Dataset records:

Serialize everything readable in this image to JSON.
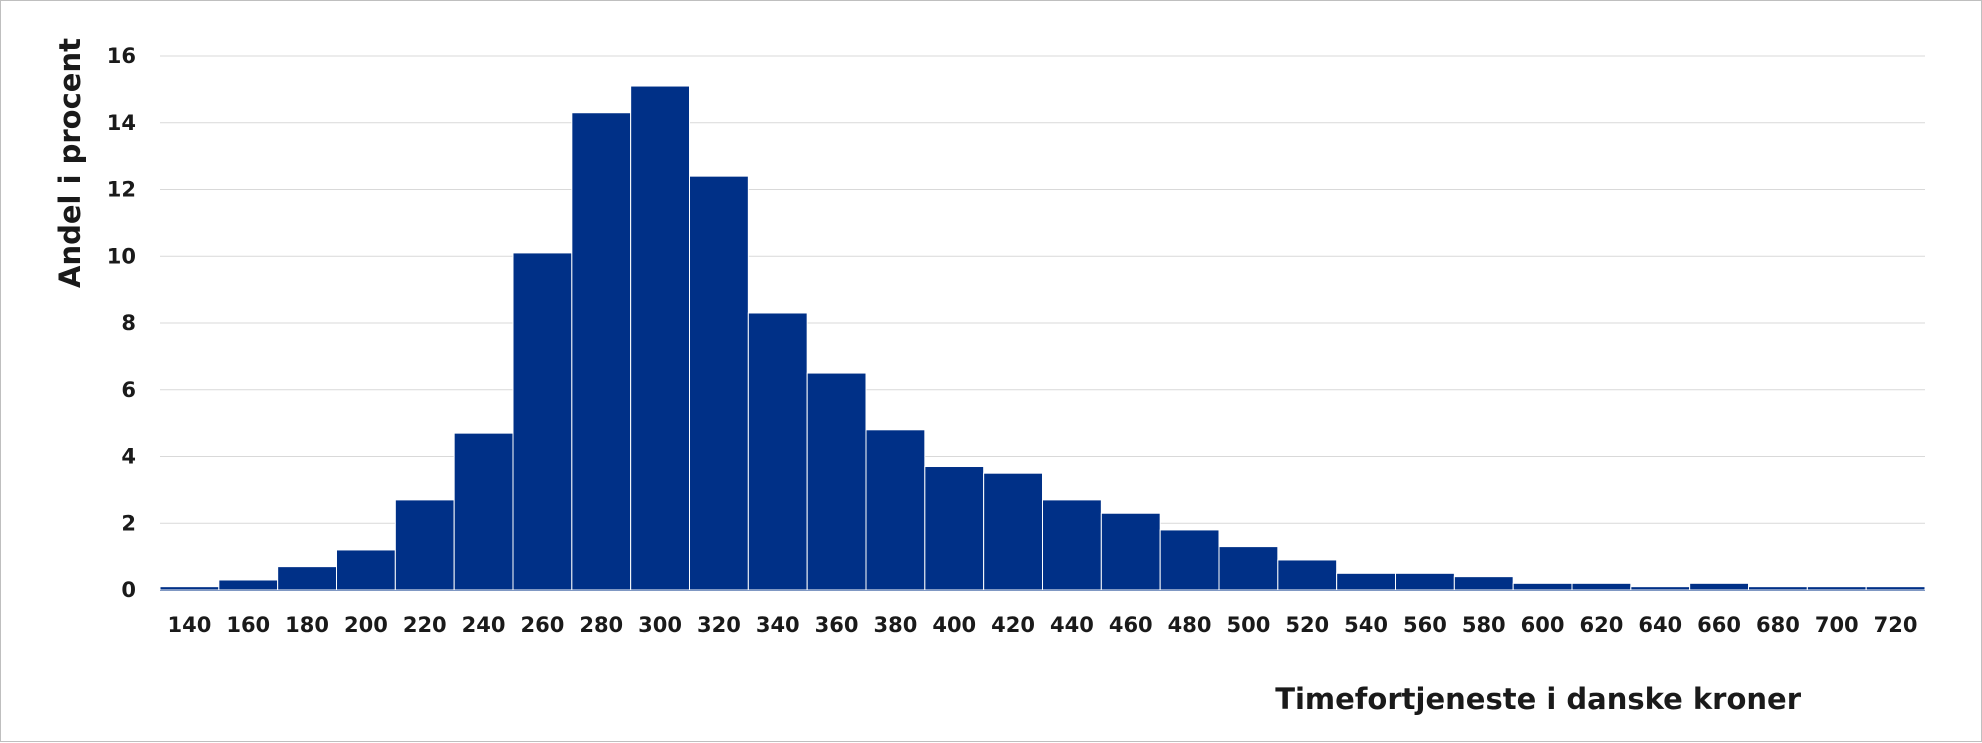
{
  "chart_data": {
    "type": "bar",
    "title": "",
    "xlabel": "Timefortjeneste i danske kroner",
    "ylabel": "Andel i procent",
    "ylim": [
      0,
      16
    ],
    "yticks": [
      "0",
      "2",
      "4",
      "6",
      "8",
      "10",
      "12",
      "14",
      "16"
    ],
    "grid": true,
    "bar_color": "#003087",
    "categories": [
      "140",
      "160",
      "180",
      "200",
      "220",
      "240",
      "260",
      "280",
      "300",
      "320",
      "340",
      "360",
      "380",
      "400",
      "420",
      "440",
      "460",
      "480",
      "500",
      "520",
      "540",
      "560",
      "580",
      "600",
      "620",
      "640",
      "660",
      "680",
      "700",
      "720"
    ],
    "values": [
      0.1,
      0.3,
      0.7,
      1.2,
      2.7,
      4.7,
      10.1,
      14.3,
      15.1,
      12.4,
      8.3,
      6.5,
      4.8,
      3.7,
      3.5,
      2.7,
      2.3,
      1.8,
      1.3,
      0.9,
      0.5,
      0.5,
      0.4,
      0.2,
      0.2,
      0.1,
      0.2,
      0.1,
      0.1,
      0.1
    ]
  }
}
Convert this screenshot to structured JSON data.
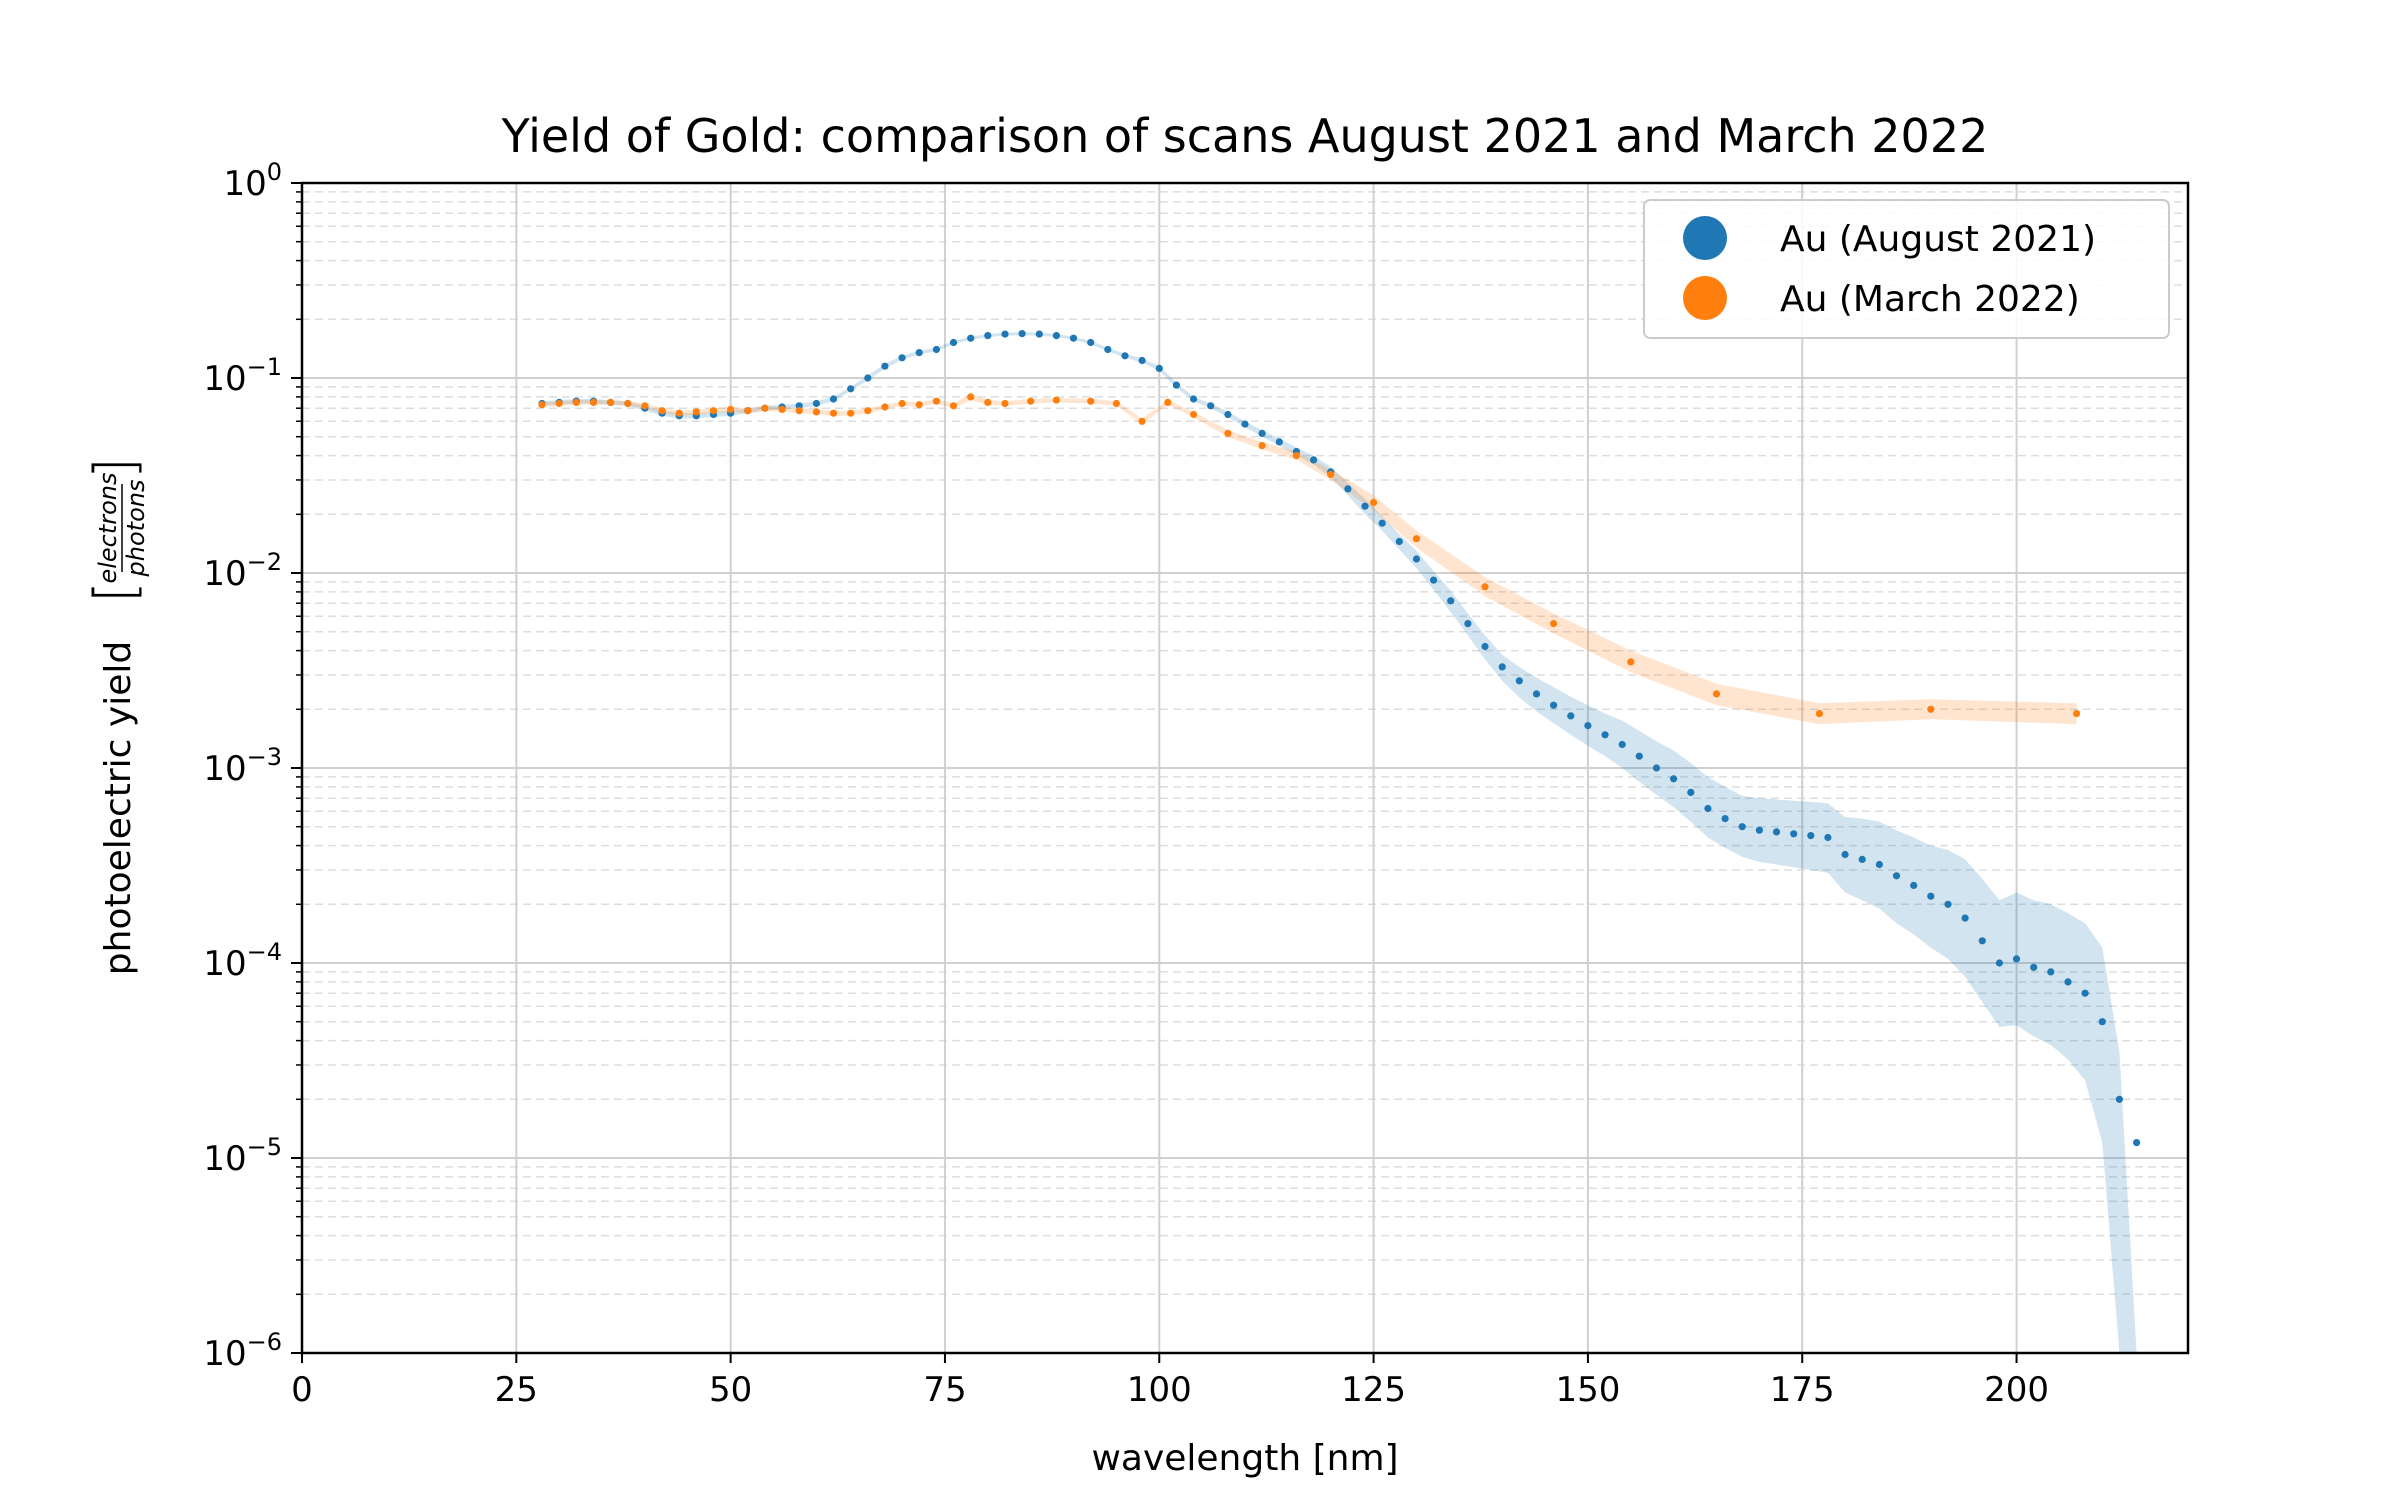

PROBLEM DETAILS:
Pull every line containing the word "this" out of the entries above.

EXERCISE RESULT:
Serialize everything readable in this image to JSON.
Convert this screenshot to structured JSON data.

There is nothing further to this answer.